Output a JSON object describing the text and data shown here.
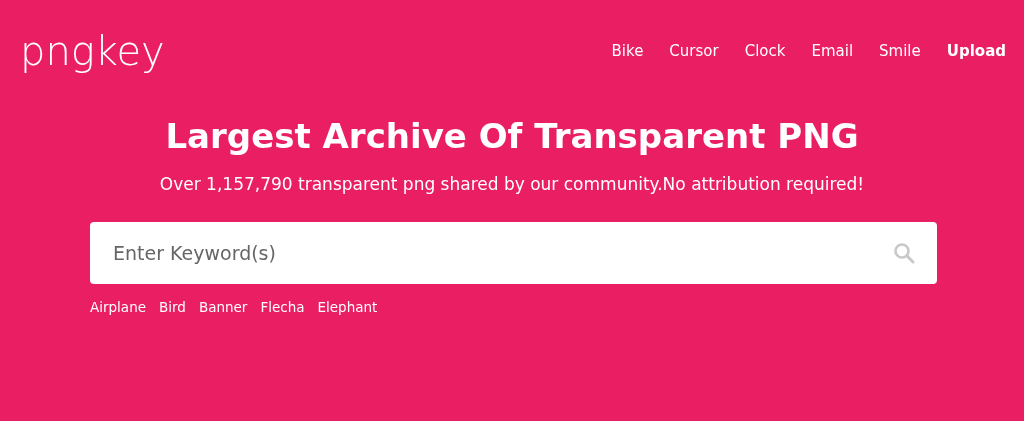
{
  "header": {
    "logo": "pngkey",
    "nav": [
      {
        "label": "Bike",
        "kind": "link"
      },
      {
        "label": "Cursor",
        "kind": "link"
      },
      {
        "label": "Clock",
        "kind": "link"
      },
      {
        "label": "Email",
        "kind": "link"
      },
      {
        "label": "Smile",
        "kind": "link"
      },
      {
        "label": "Upload",
        "kind": "action"
      }
    ]
  },
  "hero": {
    "title": "Largest Archive Of Transparent PNG",
    "subtitle": "Over 1,157,790 transparent png shared by our community.No attribution required!"
  },
  "search": {
    "placeholder": "Enter Keyword(s)"
  },
  "tags": [
    "Airplane",
    "Bird",
    "Banner",
    "Flecha",
    "Elephant"
  ]
}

· · · · ·

**Request**
Repeat the data exactly, excluding the pictures.

**Full output**
Output a JSON object describing the text and data shown here.
{
  "header": {
    "logo": "pngkey",
    "nav": [
      {
        "label": "Bike",
        "kind": "link"
      },
      {
        "label": "Cursor",
        "kind": "link"
      },
      {
        "label": "Clock",
        "kind": "link"
      },
      {
        "label": "Email",
        "kind": "link"
      },
      {
        "label": "Smile",
        "kind": "link"
      },
      {
        "label": "Upload",
        "kind": "action"
      }
    ]
  },
  "hero": {
    "title": "Largest Archive Of Transparent PNG",
    "subtitle": "Over 1,157,790 transparent png shared by our community.No attribution required!"
  },
  "search": {
    "placeholder": "Enter Keyword(s)"
  },
  "tags": [
    "Airplane",
    "Bird",
    "Banner",
    "Flecha",
    "Elephant"
  ]
}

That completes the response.